*** THE INPUT ***

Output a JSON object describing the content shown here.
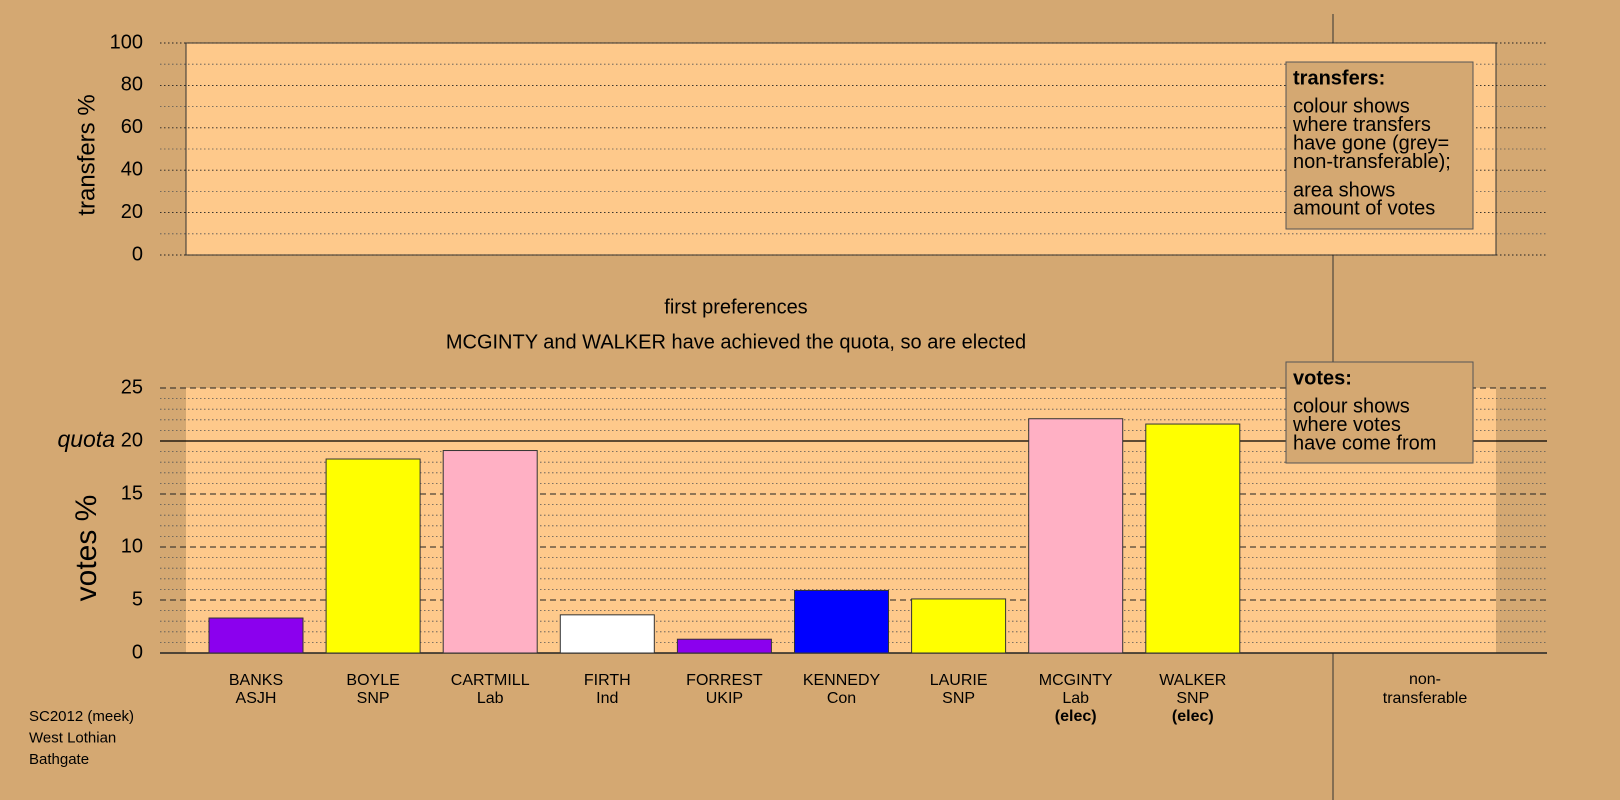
{
  "chart_data": [
    {
      "type": "empty",
      "y_label": "transfers %",
      "ylim": [
        0,
        100
      ],
      "yticks": [
        0,
        20,
        40,
        60,
        80,
        100
      ],
      "minor_yticks": [
        10,
        30,
        50,
        70,
        90
      ],
      "legend_note": {
        "title": "transfers:",
        "lines": [
          "colour shows",
          "where transfers",
          "have gone (grey=",
          "non-transferable);"
        ],
        "lines2": [
          "area shows",
          "amount of votes"
        ]
      }
    },
    {
      "type": "bar",
      "title": "first preferences",
      "subtitle": "MCGINTY and WALKER have achieved the quota, so are elected",
      "y_label": "votes %",
      "ylim": [
        0,
        25
      ],
      "yticks": [
        0,
        5,
        10,
        15,
        20,
        25
      ],
      "minor_yticks": [
        1,
        2,
        3,
        4,
        6,
        7,
        8,
        9,
        11,
        12,
        13,
        14,
        16,
        17,
        18,
        19,
        21,
        22,
        23,
        24
      ],
      "quota": {
        "label": "quota",
        "value": 20
      },
      "categories": [
        "BANKS",
        "BOYLE",
        "CARTMILL",
        "FIRTH",
        "FORREST",
        "KENNEDY",
        "LAURIE",
        "MCGINTY",
        "WALKER"
      ],
      "parties": [
        "ASJH",
        "SNP",
        "Lab",
        "Ind",
        "UKIP",
        "Con",
        "SNP",
        "Lab",
        "SNP"
      ],
      "status": [
        null,
        null,
        null,
        null,
        null,
        null,
        null,
        "(elec)",
        "(elec)"
      ],
      "values": [
        3.3,
        18.3,
        19.1,
        3.6,
        1.3,
        5.9,
        5.1,
        22.1,
        21.6
      ],
      "colors": [
        "#8b00ee",
        "#ffff00",
        "#ffb0c4",
        "#ffffff",
        "#8b00ee",
        "#0000ff",
        "#ffff00",
        "#ffb0c4",
        "#ffff00"
      ],
      "extra_category": [
        "non-",
        "transferable"
      ],
      "legend_note": {
        "title": "votes:",
        "lines": [
          "colour shows",
          "where votes",
          "have come from"
        ]
      }
    }
  ],
  "footer": [
    "SC2012 (meek)",
    "West Lothian",
    "Bathgate"
  ]
}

***

#### [WHAT YOU HAVE TO DO]
Every line is to be duplicated exactly, though pictures stay out.

#### [SOLVED PROBLEM]
Output a JSON object describing the content shown here.
{
  "chart_data": [
    {
      "type": "empty",
      "y_label": "transfers %",
      "ylim": [
        0,
        100
      ],
      "yticks": [
        0,
        20,
        40,
        60,
        80,
        100
      ],
      "minor_yticks": [
        10,
        30,
        50,
        70,
        90
      ],
      "legend_note": {
        "title": "transfers:",
        "lines": [
          "colour shows",
          "where transfers",
          "have gone (grey=",
          "non-transferable);"
        ],
        "lines2": [
          "area shows",
          "amount of votes"
        ]
      }
    },
    {
      "type": "bar",
      "title": "first preferences",
      "subtitle": "MCGINTY and WALKER have achieved the quota, so are elected",
      "y_label": "votes %",
      "ylim": [
        0,
        25
      ],
      "yticks": [
        0,
        5,
        10,
        15,
        20,
        25
      ],
      "minor_yticks": [
        1,
        2,
        3,
        4,
        6,
        7,
        8,
        9,
        11,
        12,
        13,
        14,
        16,
        17,
        18,
        19,
        21,
        22,
        23,
        24
      ],
      "quota": {
        "label": "quota",
        "value": 20
      },
      "categories": [
        "BANKS",
        "BOYLE",
        "CARTMILL",
        "FIRTH",
        "FORREST",
        "KENNEDY",
        "LAURIE",
        "MCGINTY",
        "WALKER"
      ],
      "parties": [
        "ASJH",
        "SNP",
        "Lab",
        "Ind",
        "UKIP",
        "Con",
        "SNP",
        "Lab",
        "SNP"
      ],
      "status": [
        null,
        null,
        null,
        null,
        null,
        null,
        null,
        "(elec)",
        "(elec)"
      ],
      "values": [
        3.3,
        18.3,
        19.1,
        3.6,
        1.3,
        5.9,
        5.1,
        22.1,
        21.6
      ],
      "colors": [
        "#8b00ee",
        "#ffff00",
        "#ffb0c4",
        "#ffffff",
        "#8b00ee",
        "#0000ff",
        "#ffff00",
        "#ffb0c4",
        "#ffff00"
      ],
      "extra_category": [
        "non-",
        "transferable"
      ],
      "legend_note": {
        "title": "votes:",
        "lines": [
          "colour shows",
          "where votes",
          "have come from"
        ]
      }
    }
  ],
  "footer": [
    "SC2012 (meek)",
    "West Lothian",
    "Bathgate"
  ]
}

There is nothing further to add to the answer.